> **GIVEN EXERCISE**: Pictures stay out of your copy, but everything else in the records below must be repeated exactly.
** Begin EXCERPTED RECORDS **
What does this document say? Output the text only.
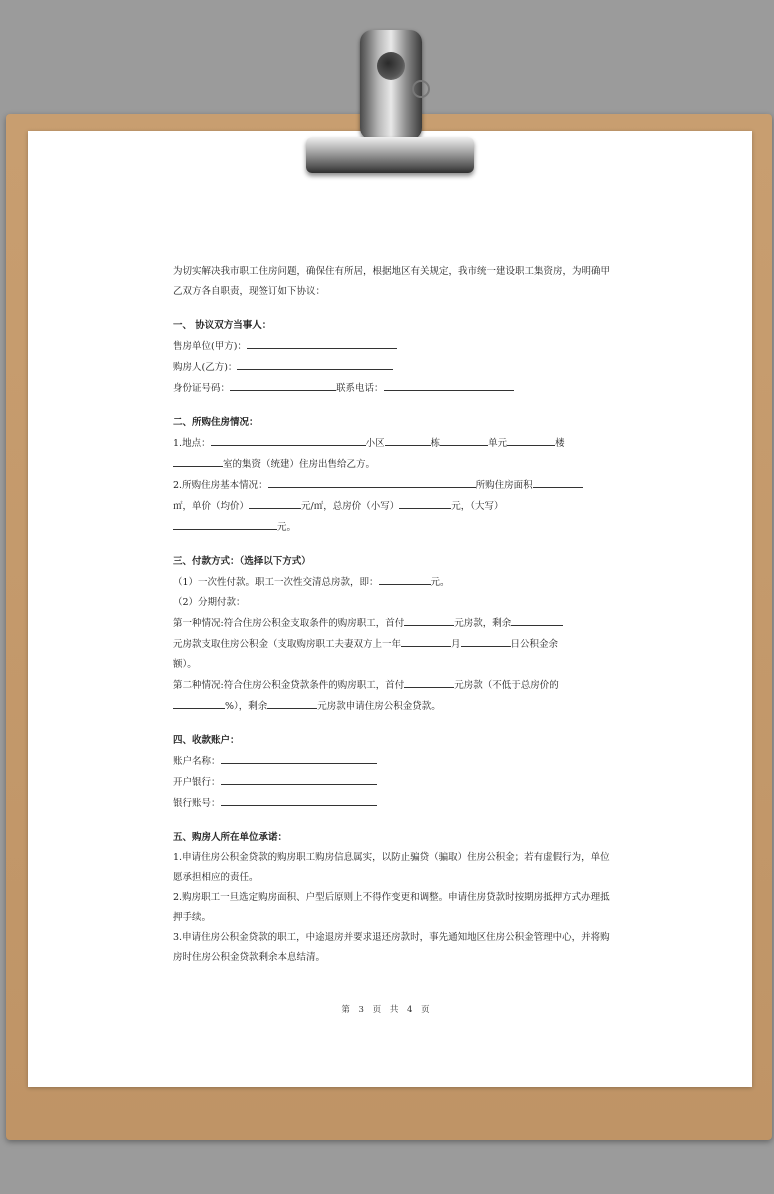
为切实解决我市职工住房问题，确保住有所居，根据地区有关规定，我市统一建设职工集资房，为明确甲乙双方各自职责，现签订如下协议：

一、 协议双方当事人：

售房单位(甲方)：

购房人(乙方)：

身份证号码：	联系电话：

二、所购住房情况：

1.地点：	小区	栋	单元	楼

室的集资（统建）住房出售给乙方。

2.所购住房基本情况：	所购住房面积

㎡，单价（均价）	元/㎡，总房价（小写）	元，（大写）

元。

三、付款方式：（选择以下方式）

（1）一次性付款。职工一次性交清总房款，即：	元。

（2）分期付款：

第一种情况:符合住房公积金支取条件的购房职工，首付	元房款，剩余

元房款支取住房公积金（支取购房职工夫妻双方上一年	月	日公积金余

额）。

第二种情况:符合住房公积金贷款条件的购房职工，首付	元房款（不低于总房价的

%），剩余	元房款申请住房公积金贷款。

四、收款账户：

账户名称：

开户银行：

银行账号：

五、购房人所在单位承诺：

1.申请住房公积金贷款的购房职工购房信息属实，以防止骗贷（骗取）住房公积金；若有虚假行为，单位愿承担相应的责任。

2.购房职工一旦选定购房面积、户型后原则上不得作变更和调整。申请住房贷款时按期房抵押方式办理抵押手续。

3.申请住房公积金贷款的职工，中途退房并要求退还房款时，事先通知地区住房公积金管理中心，并将购房时住房公积金贷款剩余本息结清。

第 3 页 共 4 页
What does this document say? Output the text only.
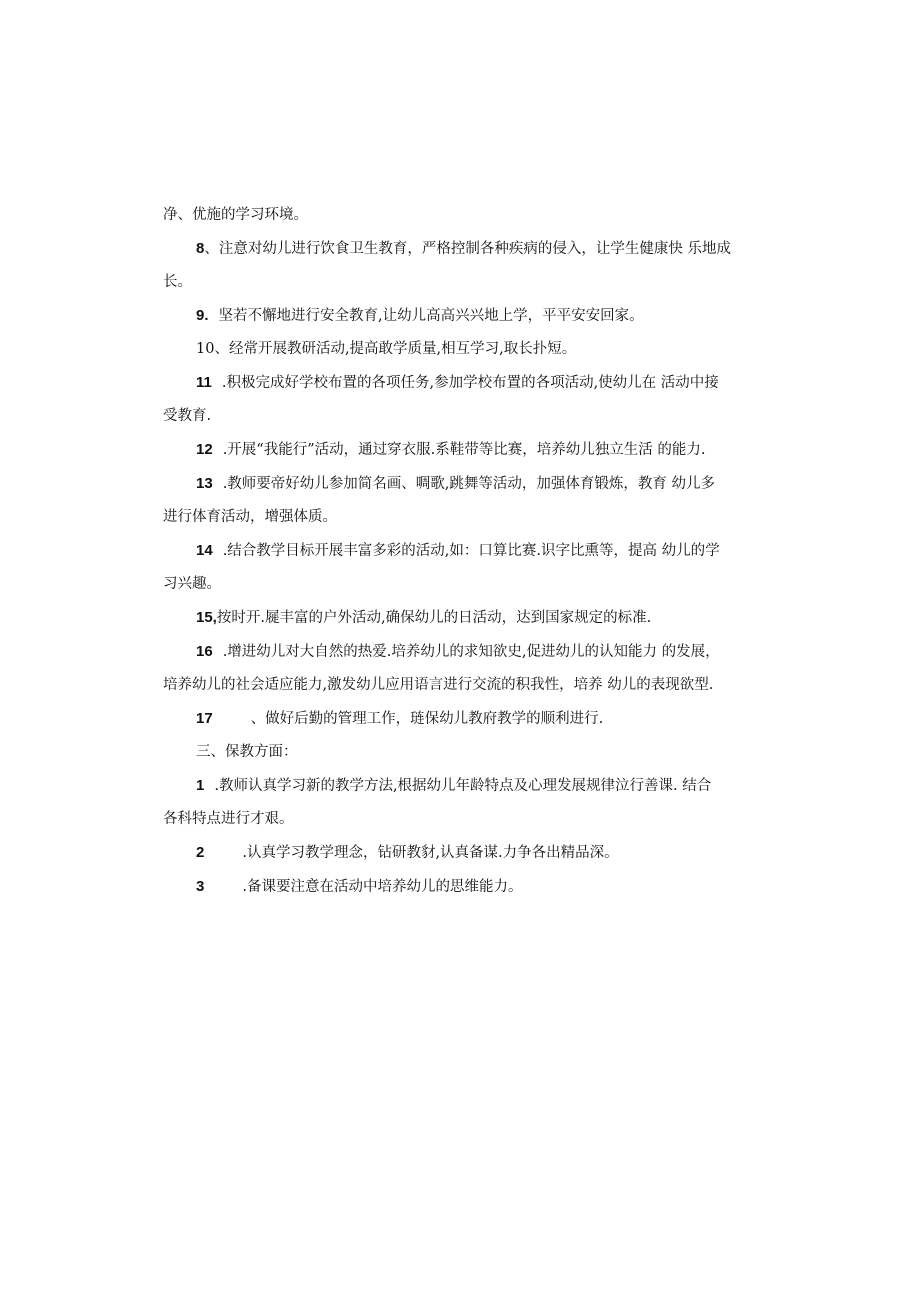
净、优施的学习环境。

8、注意对幼儿进行饮食卫生教育，严格控制各种疾病的侵入，让学生健康快 乐地成

长。

9. 坚若不懈地进行安全教育,让幼儿高高兴兴地上学，平平安安回家。

10、经常开展教研活动,提高敢学质量,相互学习,取长扑短。

11 .积极完成好学校布置的各项任务,参加学校布置的各项活动,使幼儿在 活动中接

受教育.

12 .开展“我能行”活动，通过穿衣服.系鞋带等比赛，培养幼儿独立生活 的能力.

13 .教师要帝好幼儿参加简名画、啁歌,跳舞等活动，加强体育锻炼，教育 幼儿多

进行体育活动，增强体质。

14 .结合教学目标开展丰富多彩的活动,如：口算比赛.识字比熏等，提高 幼儿的学

习兴趣。

15,按时开.屣丰富的户外活动,确保幼儿的日活动，达到国家规定的标准.

16 .增进幼儿对大自然的热爱.培养幼儿的求知欲史,促进幼儿的认知能力 的发展，

培养幼儿的社会适应能力,激发幼儿应用语言进行交流的积我性，培养 幼儿的表现欲型.

17	、做好后勤的管理工作，琏保幼儿教府教学的顺利进行.

三、保教方面：

1 .教师认真学习新的教学方法,根据幼儿年龄特点及心理发展规律泣行善课. 结合

各科特点进行才艰。

2	.认真学习教学理念，钻研教豺,认真备谋.力争各出精品深。

3	.备课要注意在活动中培养幼儿的思维能力。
** End EXCERPTED RECORDS **
> **WRITTEN ANSWER**:
What does this document say? Output the text only.
为切实解决我市职工住房问题，确保住有所居，根据地区有关规定，我市统一建设职工集资房，为明确甲乙双方各自职责，现签订如下协议：

一、 协议双方当事人：

售房单位(甲方)：

购房人(乙方)：

身份证号码：	联系电话：

二、所购住房情况：

1.地点：	小区	栋	单元	楼

室的集资（统建）住房出售给乙方。

2.所购住房基本情况：	所购住房面积

㎡，单价（均价）	元/㎡，总房价（小写）	元，（大写）

元。

三、付款方式：（选择以下方式）

（1）一次性付款。职工一次性交清总房款，即：	元。

（2）分期付款：

第一种情况:符合住房公积金支取条件的购房职工，首付	元房款，剩余

元房款支取住房公积金（支取购房职工夫妻双方上一年	月	日公积金余

额）。

第二种情况:符合住房公积金贷款条件的购房职工，首付	元房款（不低于总房价的

%），剩余	元房款申请住房公积金贷款。

四、收款账户：

账户名称：

开户银行：

银行账号：

五、购房人所在单位承诺：

1.申请住房公积金贷款的购房职工购房信息属实，以防止骗贷（骗取）住房公积金；若有虚假行为，单位愿承担相应的责任。

2.购房职工一旦选定购房面积、户型后原则上不得作变更和调整。申请住房贷款时按期房抵押方式办理抵押手续。

3.申请住房公积金贷款的职工，中途退房并要求退还房款时，事先通知地区住房公积金管理中心，并将购房时住房公积金贷款剩余本息结清。

第 3 页 共 4 页
What does this document say? Output the text only.
净、优施的学习环境。

8、注意对幼儿进行饮食卫生教育，严格控制各种疾病的侵入，让学生健康快 乐地成

长。

9. 坚若不懈地进行安全教育,让幼儿高高兴兴地上学，平平安安回家。

10、经常开展教研活动,提高敢学质量,相互学习,取长扑短。

11 .积极完成好学校布置的各项任务,参加学校布置的各项活动,使幼儿在 活动中接

受教育.

12 .开展“我能行”活动，通过穿衣服.系鞋带等比赛，培养幼儿独立生活 的能力.

13 .教师要帝好幼儿参加简名画、啁歌,跳舞等活动，加强体育锻炼，教育 幼儿多

进行体育活动，增强体质。

14 .结合教学目标开展丰富多彩的活动,如：口算比赛.识字比熏等，提高 幼儿的学

习兴趣。

15,按时开.屣丰富的户外活动,确保幼儿的日活动，达到国家规定的标准.

16 .增进幼儿对大自然的热爱.培养幼儿的求知欲史,促进幼儿的认知能力 的发展，

培养幼儿的社会适应能力,激发幼儿应用语言进行交流的积我性，培养 幼儿的表现欲型.

17	、做好后勤的管理工作，琏保幼儿教府教学的顺利进行.

三、保教方面：

1 .教师认真学习新的教学方法,根据幼儿年龄特点及心理发展规律泣行善课. 结合

各科特点进行才艰。

2	.认真学习教学理念，钻研教豺,认真备谋.力争各出精品深。

3	.备课要注意在活动中培养幼儿的思维能力。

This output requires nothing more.